Rename "Actual" to "Measured" throughout all the items, keeping every other part of each line unchanged, and leave the pictures out of your answer.

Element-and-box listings
>>>>>

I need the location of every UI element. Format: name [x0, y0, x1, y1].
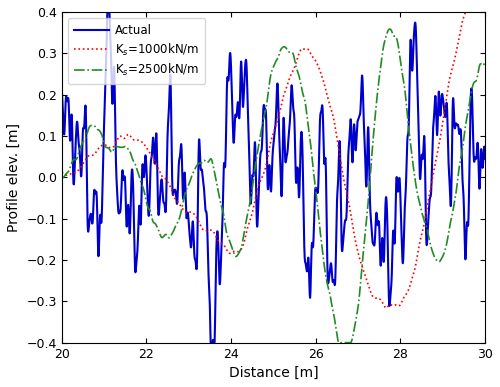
- Actual: [474, 146, 480, 151]
- Actual: [222, 161, 228, 166]
- K$_s$=1000kN/m: [428, 182, 434, 187]
- K$_s$=1000kN/m: [221, 243, 227, 248]
- Actual: [428, 182, 434, 187]
- K$_s$=1000kN/m: [132, 138, 138, 142]
- K$_s$=2500kN/m: [58, 176, 64, 180]
- K$_s$=2500kN/m: [132, 162, 138, 166]
- K$_s$=2500kN/m: [240, 240, 246, 245]
- X-axis label: Distance [m]: Distance [m]: [228, 366, 318, 380]
- K$_s$=2500kN/m: [482, 60, 488, 65]
- K$_s$=1000kN/m: [384, 306, 390, 310]
- K$_s$=2500kN/m: [221, 215, 227, 219]
- K$_s$=1000kN/m: [58, 170, 64, 175]
- Actual: [104, 10, 110, 14]
- K$_s$=2500kN/m: [387, 27, 393, 31]
- K$_s$=2500kN/m: [336, 340, 342, 345]
- K$_s$=2500kN/m: [428, 246, 434, 251]
- Line: K$_s$=1000kN/m: K$_s$=1000kN/m: [62, 12, 485, 308]
- Actual: [208, 340, 214, 345]
- Y-axis label: Profile elev. [m]: Profile elev. [m]: [7, 123, 21, 232]
- Legend: Actual, K$_s$=1000kN/m, K$_s$=2500kN/m: Actual, K$_s$=1000kN/m, K$_s$=2500kN/m: [68, 18, 205, 84]
- Actual: [132, 270, 138, 274]
- Actual: [107, 28, 113, 33]
- Line: Actual: Actual: [62, 12, 485, 342]
- K$_s$=1000kN/m: [107, 145, 113, 150]
- Line: K$_s$=2500kN/m: K$_s$=2500kN/m: [62, 29, 485, 342]
- Actual: [240, 103, 246, 108]
- K$_s$=2500kN/m: [474, 76, 480, 80]
- Actual: [58, 85, 64, 90]
- K$_s$=1000kN/m: [240, 245, 246, 249]
- K$_s$=2500kN/m: [107, 148, 113, 152]
- Actual: [482, 156, 488, 161]
- K$_s$=1000kN/m: [482, 10, 488, 14]
- K$_s$=1000kN/m: [474, 10, 480, 14]
- K$_s$=1000kN/m: [462, 10, 468, 14]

<<<<<

WRITTEN ANSWER
I need the location of every UI element. Format: name [x0, y0, x1, y1].
- Measured: [474, 146, 480, 151]
- Measured: [222, 161, 228, 166]
- K$_s$=1000kN/m: [428, 182, 434, 187]
- K$_s$=1000kN/m: [221, 243, 227, 248]
- Measured: [428, 182, 434, 187]
- K$_s$=1000kN/m: [132, 138, 138, 142]
- K$_s$=2500kN/m: [58, 176, 64, 180]
- K$_s$=2500kN/m: [132, 162, 138, 166]
- K$_s$=2500kN/m: [240, 240, 246, 245]
- X-axis label: Distance [m]: Distance [m]: [228, 366, 318, 380]
- K$_s$=2500kN/m: [482, 60, 488, 65]
- K$_s$=1000kN/m: [384, 306, 390, 310]
- K$_s$=2500kN/m: [221, 215, 227, 219]
- K$_s$=1000kN/m: [58, 170, 64, 175]
- Measured: [104, 10, 110, 14]
- K$_s$=2500kN/m: [387, 27, 393, 31]
- K$_s$=2500kN/m: [336, 340, 342, 345]
- K$_s$=2500kN/m: [428, 246, 434, 251]
- Line: K$_s$=1000kN/m: K$_s$=1000kN/m: [62, 12, 485, 308]
- Measured: [208, 340, 214, 345]
- Y-axis label: Profile elev. [m]: Profile elev. [m]: [7, 123, 21, 232]
- Legend: Measured, K$_s$=1000kN/m, K$_s$=2500kN/m: Measured, K$_s$=1000kN/m, K$_s$=2500kN/m: [68, 18, 205, 84]
- Measured: [132, 270, 138, 274]
- Measured: [107, 28, 113, 33]
- Line: Measured: Measured: [62, 12, 485, 342]
- K$_s$=1000kN/m: [107, 145, 113, 150]
- Line: K$_s$=2500kN/m: K$_s$=2500kN/m: [62, 29, 485, 342]
- Measured: [240, 103, 246, 108]
- K$_s$=2500kN/m: [474, 76, 480, 80]
- Measured: [58, 85, 64, 90]
- K$_s$=1000kN/m: [240, 245, 246, 249]
- K$_s$=2500kN/m: [107, 148, 113, 152]
- Measured: [482, 156, 488, 161]
- K$_s$=1000kN/m: [482, 10, 488, 14]
- K$_s$=1000kN/m: [474, 10, 480, 14]
- K$_s$=1000kN/m: [462, 10, 468, 14]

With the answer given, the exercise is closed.